Entries taken from a collection
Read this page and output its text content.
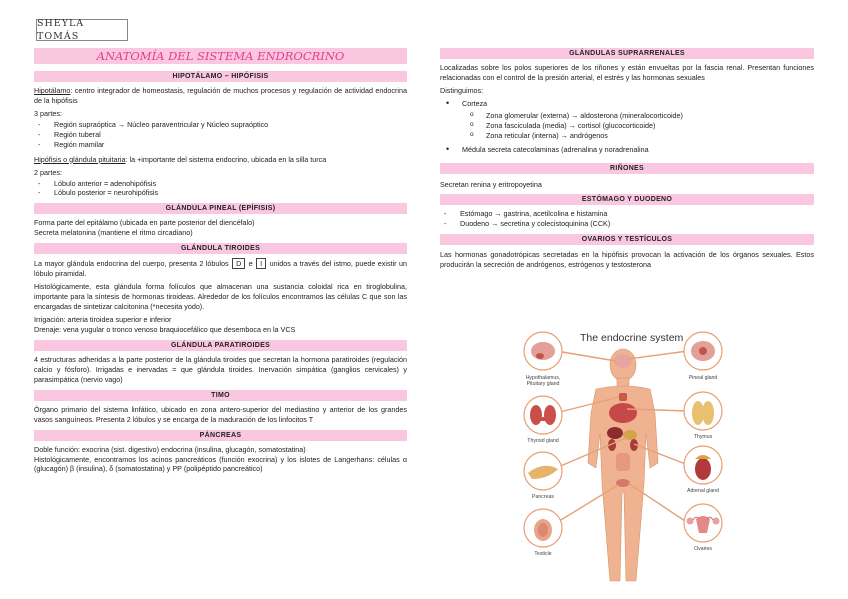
SHEYLA TOMÁS
ANATOMÍA DEL SISTEMA ENDROCRINO
HIPOTÁLAMO – HIPÓFISIS

Hipotálamo: centro integrador de homeostasis, regulación de muchos procesos y regulación de actividad endocrina de la hipófisis

3 partes:

- Región supraóptica → Núcleo paraventricular y Núcleo supraóptico
- Región tuberal
- Región mamilar

Hipófisis o glándula pituitaria: la +importante del sistema endocrino, ubicada en la silla turca

2 partes:

- Lóbulo anterior = adenohipófisis
- Lóbulo posterior = neurohipófisis
GLÁNDULA PINEAL (EPÍFISIS)

Forma parte del epitálamo (ubicada en parte posterior del diencéfalo)

Secreta melatonina (mantiene el ritmo circadiano)

GLÁNDULA TIROIDES

La mayor glándula endocrina del cuerpo, presenta 2 lóbulos D e I unidos a través del istmo, puede existir un lóbulo piramidal.

Histológicamente, esta glándula forma folículos que almacenan una sustancia coloidal rica en tiroglobulina, importante para la síntesis de hormonas tiroideas. Alrededor de los folículos encontramos las células C que son las encargadas de sintetizar calcitonina (*necesita yodo).

Irrigación: arteria tiroidea superior e inferior

Drenaje: vena yugular o tronco venoso braquiocefálico que desemboca en la VCS

GLÁNDULA PARATIROIDES

4 estructuras adheridas a la parte posterior de la glándula tiroides que secretan la hormona paratiroides (regulación calcio y fósforo). Irrigadas e inervadas = que glándula tiroides. Inervación simpática (ganglios cervicales) y parasimpática (nervio vago)

TIMO

Órgano primario del sistema linfático, ubicado en zona antero-superior del mediastino y anterior de los grandes vasos sanguíneos. Presenta 2 lóbulos y se encarga de la maduración de los linfocitos T

PÁNCREAS

Doble función: exocrina (sist. digestivo) endocrina (insulina, glucagón, somatostatina)

Histológicamente, encontramos los acinos pancreáticos (función exocrina) y los islotes de Langerhans: células α (glucagón) β (insulina), δ (somatostatina) y PP (polipéptido pancreático)

GLÁNDULAS SUPRARRENALES

Localizadas sobre los polos superiores de los riñones y están envueltas por la fascia renal. Presentan funciones relacionadas con el control de la presión arterial, el estrés y las hormonas sexuales

Distinguimos:

• Corteza
o Zona glomerular (externa) → aldosterona (mineralocorticoide)
o Zona fasciculada (media) → cortisol (glucocorticoide)
o Zona reticular (interna) → andrógenos
• Médula secreta catecolaminas (adrenalina y noradrenalina
RIÑONES

Secretan renina y eritropoyetina

ESTÓMAGO Y DUODENO
- Estómago → gastrina, acetilcolina e histamina
- Duodeno → secretina y colecistoquinina (CCK)
OVARIOS Y TESTÍCULOS

Las hormonas gonadotrópicas secretadas en la hipófisis provocan la activación de los órganos sexuales. Estos producirán la secreción de andrógenos, estrógenos y testosterona

The endocrine system
Hypothalamus,
Pituitary gland
Thyroid gland
Pancreas
Testicle
Pineal gland
Thymus
Adrenal gland
Ovaries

Instructions for the task:
The entries above are to be returned exactly, without their pictures.

Finished exercise:
Read this page and output its text content.
SHEYLA TOMÁS
ANATOMÍA DEL SISTEMA ENDROCRINO
HIPOTÁLAMO – HIPÓFISIS

Hipotálamo: centro integrador de homeostasis, regulación de muchos procesos y regulación de actividad endocrina de la hipófisis

3 partes:

- Región supraóptica → Núcleo paraventricular y Núcleo supraóptico
- Región tuberal
- Región mamilar

Hipófisis o glándula pituitaria: la +importante del sistema endocrino, ubicada en la silla turca

2 partes:

- Lóbulo anterior = adenohipófisis
- Lóbulo posterior = neurohipófisis
GLÁNDULA PINEAL (EPÍFISIS)

Forma parte del epitálamo (ubicada en parte posterior del diencéfalo)

Secreta melatonina (mantiene el ritmo circadiano)

GLÁNDULA TIROIDES

La mayor glándula endocrina del cuerpo, presenta 2 lóbulos D e I unidos a través del istmo, puede existir un lóbulo piramidal.

Histológicamente, esta glándula forma folículos que almacenan una sustancia coloidal rica en tiroglobulina, importante para la síntesis de hormonas tiroideas. Alrededor de los folículos encontramos las células C que son las encargadas de sintetizar calcitonina (*necesita yodo).

Irrigación: arteria tiroidea superior e inferior

Drenaje: vena yugular o tronco venoso braquiocefálico que desemboca en la VCS

GLÁNDULA PARATIROIDES

4 estructuras adheridas a la parte posterior de la glándula tiroides que secretan la hormona paratiroides (regulación calcio y fósforo). Irrigadas e inervadas = que glándula tiroides. Inervación simpática (ganglios cervicales) y parasimpática (nervio vago)

TIMO

Órgano primario del sistema linfático, ubicado en zona antero-superior del mediastino y anterior de los grandes vasos sanguíneos. Presenta 2 lóbulos y se encarga de la maduración de los linfocitos T

PÁNCREAS

Doble función: exocrina (sist. digestivo) endocrina (insulina, glucagón, somatostatina)

Histológicamente, encontramos los acinos pancreáticos (función exocrina) y los islotes de Langerhans: células α (glucagón) β (insulina), δ (somatostatina) y PP (polipéptido pancreático)

GLÁNDULAS SUPRARRENALES

Localizadas sobre los polos superiores de los riñones y están envueltas por la fascia renal. Presentan funciones relacionadas con el control de la presión arterial, el estrés y las hormonas sexuales

Distinguimos:

• Corteza
o Zona glomerular (externa) → aldosterona (mineralocorticoide)
o Zona fasciculada (media) → cortisol (glucocorticoide)
o Zona reticular (interna) → andrógenos
• Médula secreta catecolaminas (adrenalina y noradrenalina
RIÑONES

Secretan renina y eritropoyetina

ESTÓMAGO Y DUODENO
- Estómago → gastrina, acetilcolina e histamina
- Duodeno → secretina y colecistoquinina (CCK)
OVARIOS Y TESTÍCULOS

Las hormonas gonadotrópicas secretadas en la hipófisis provocan la activación de los órganos sexuales. Estos producirán la secreción de andrógenos, estrógenos y testosterona

The endocrine system
Hypothalamus,
Pituitary gland
Thyroid gland
Pancreas
Testicle
Pineal gland
Thymus
Adrenal gland
Ovaries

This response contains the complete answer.